## Aim of the exercise:
List every line in this data where the string "الزحمه" occurs.

A run of records:
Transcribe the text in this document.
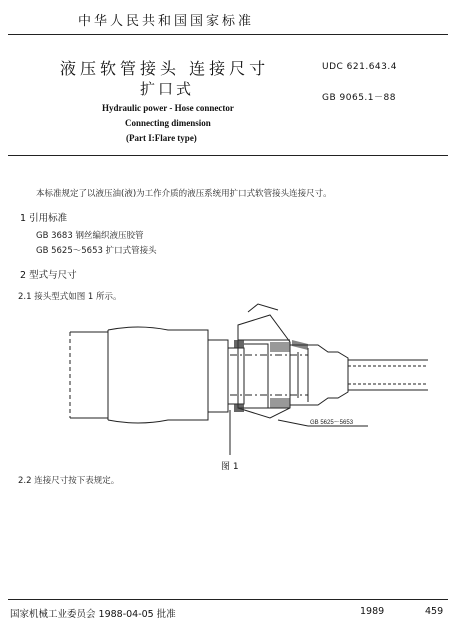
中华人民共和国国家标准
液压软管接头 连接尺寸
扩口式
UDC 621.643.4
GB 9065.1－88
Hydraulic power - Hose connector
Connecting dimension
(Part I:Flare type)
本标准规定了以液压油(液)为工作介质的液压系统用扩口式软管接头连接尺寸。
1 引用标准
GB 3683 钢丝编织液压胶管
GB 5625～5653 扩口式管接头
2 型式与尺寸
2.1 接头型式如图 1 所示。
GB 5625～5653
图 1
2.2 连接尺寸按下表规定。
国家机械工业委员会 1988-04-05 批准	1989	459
--
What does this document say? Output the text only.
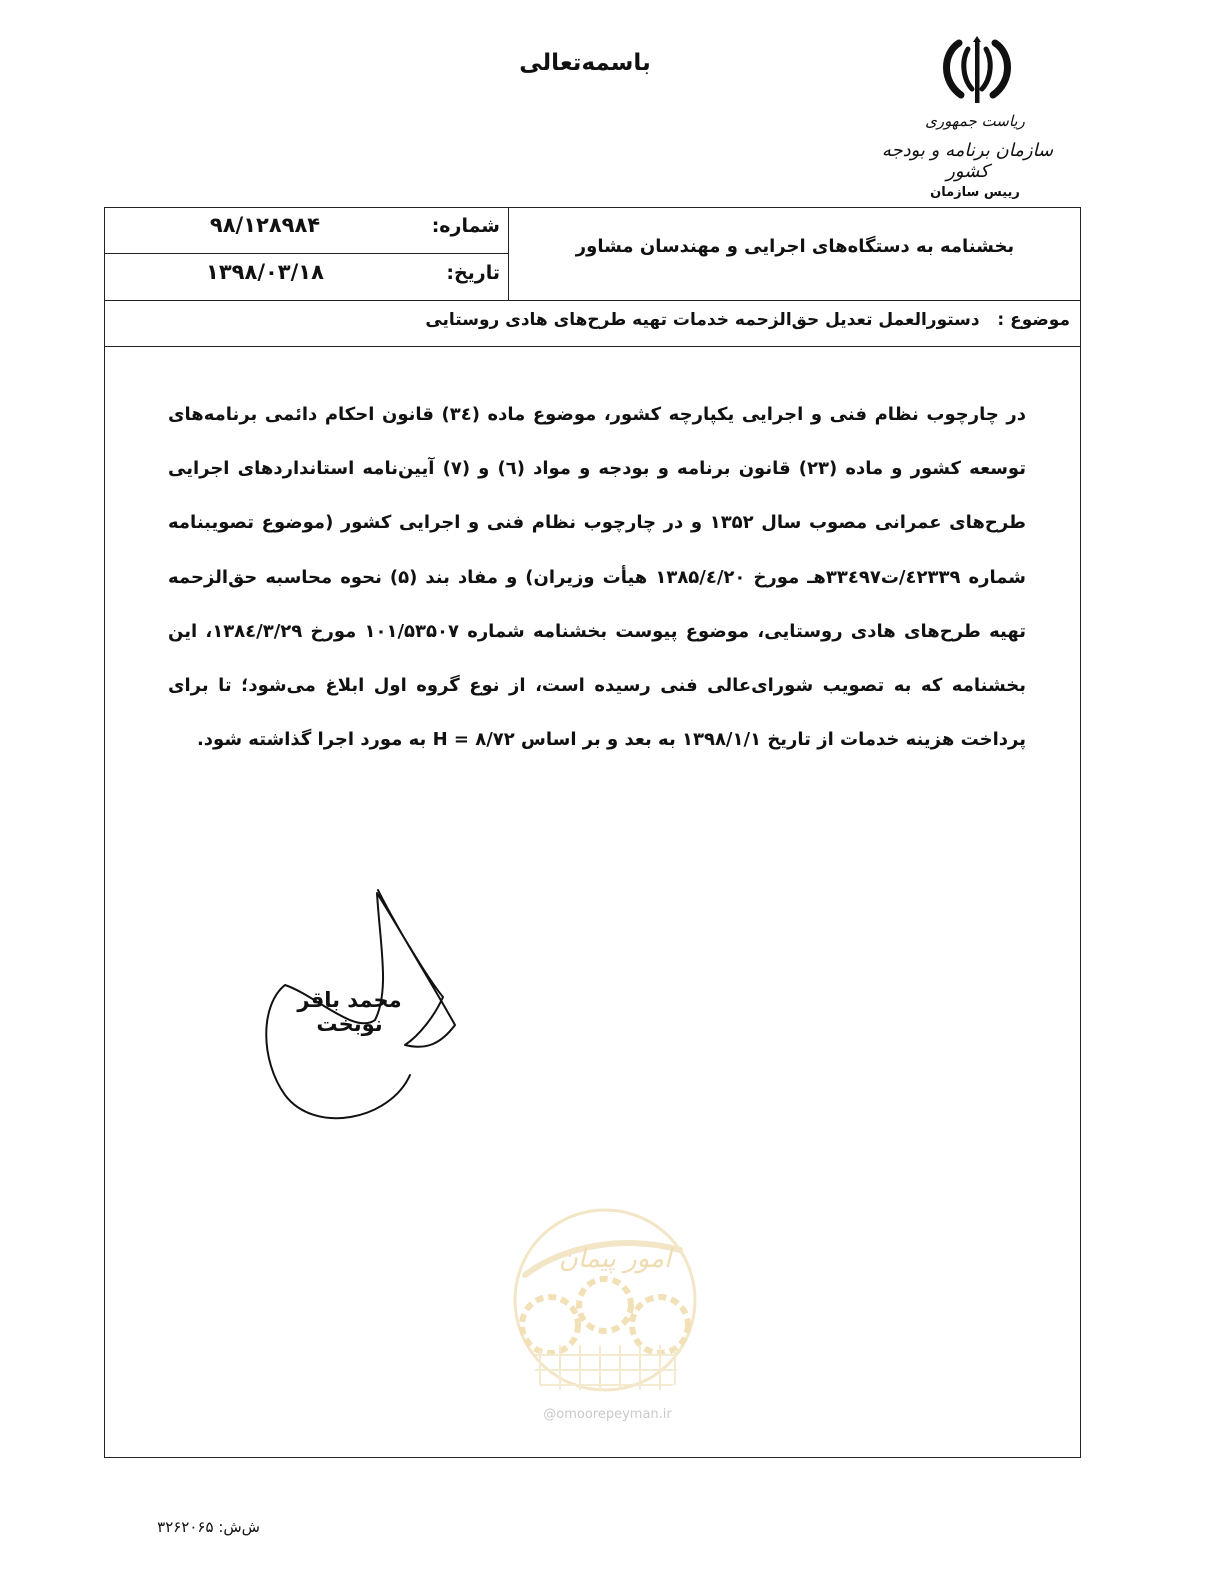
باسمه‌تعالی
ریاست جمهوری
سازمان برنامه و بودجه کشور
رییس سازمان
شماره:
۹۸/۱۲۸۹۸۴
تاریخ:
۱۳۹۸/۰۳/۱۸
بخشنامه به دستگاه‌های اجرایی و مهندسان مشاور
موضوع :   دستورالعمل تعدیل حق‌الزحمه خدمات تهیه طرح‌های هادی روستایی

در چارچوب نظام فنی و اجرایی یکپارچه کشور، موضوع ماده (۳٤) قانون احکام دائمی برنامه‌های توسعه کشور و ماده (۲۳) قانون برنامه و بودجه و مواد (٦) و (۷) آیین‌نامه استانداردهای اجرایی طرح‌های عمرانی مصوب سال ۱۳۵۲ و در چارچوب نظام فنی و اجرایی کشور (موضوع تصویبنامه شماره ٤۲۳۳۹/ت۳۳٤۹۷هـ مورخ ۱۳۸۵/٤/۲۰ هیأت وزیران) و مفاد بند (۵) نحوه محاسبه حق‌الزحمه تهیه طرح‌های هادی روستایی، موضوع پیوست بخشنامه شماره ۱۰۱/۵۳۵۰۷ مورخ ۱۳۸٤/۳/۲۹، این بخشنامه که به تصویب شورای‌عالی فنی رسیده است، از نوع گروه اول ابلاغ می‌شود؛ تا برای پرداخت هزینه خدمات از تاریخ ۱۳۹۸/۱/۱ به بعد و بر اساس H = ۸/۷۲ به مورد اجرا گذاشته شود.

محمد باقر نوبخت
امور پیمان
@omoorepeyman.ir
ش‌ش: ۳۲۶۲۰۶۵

## Task result:
موضوع :   دستورالعمل تعدیل حق‌الزحمه خدمات تهیه طرح‌های هادی روستایی
در چارچوب نظام فنی و اجرایی یکپارچه کشور، موضوع ماده (۳٤) قانون احکام دائمی برنامه‌های توسعه کشور و ماده (۲۳) قانون برنامه و بودجه و مواد (٦) و (۷) آیین‌نامه استانداردهای اجرایی طرح‌های عمرانی مصوب سال ۱۳۵۲ و در چارچوب نظام فنی و اجرایی کشور (موضوع تصویبنامه شماره ٤۲۳۳۹/ت۳۳٤۹۷هـ مورخ ۱۳۸۵/٤/۲۰ هیأت وزیران) و مفاد بند (۵) نحوه محاسبه حق‌الزحمه تهیه طرح‌های هادی روستایی، موضوع پیوست بخشنامه شماره ۱۰۱/۵۳۵۰۷ مورخ ۱۳۸٤/۳/۲۹، این بخشنامه که به تصویب شورای‌عالی فنی رسیده است، از نوع گروه اول ابلاغ می‌شود؛ تا برای پرداخت هزینه خدمات از تاریخ ۱۳۹۸/۱/۱ به بعد و بر اساس H = ۸/۷۲ به مورد اجرا گذاشته شود.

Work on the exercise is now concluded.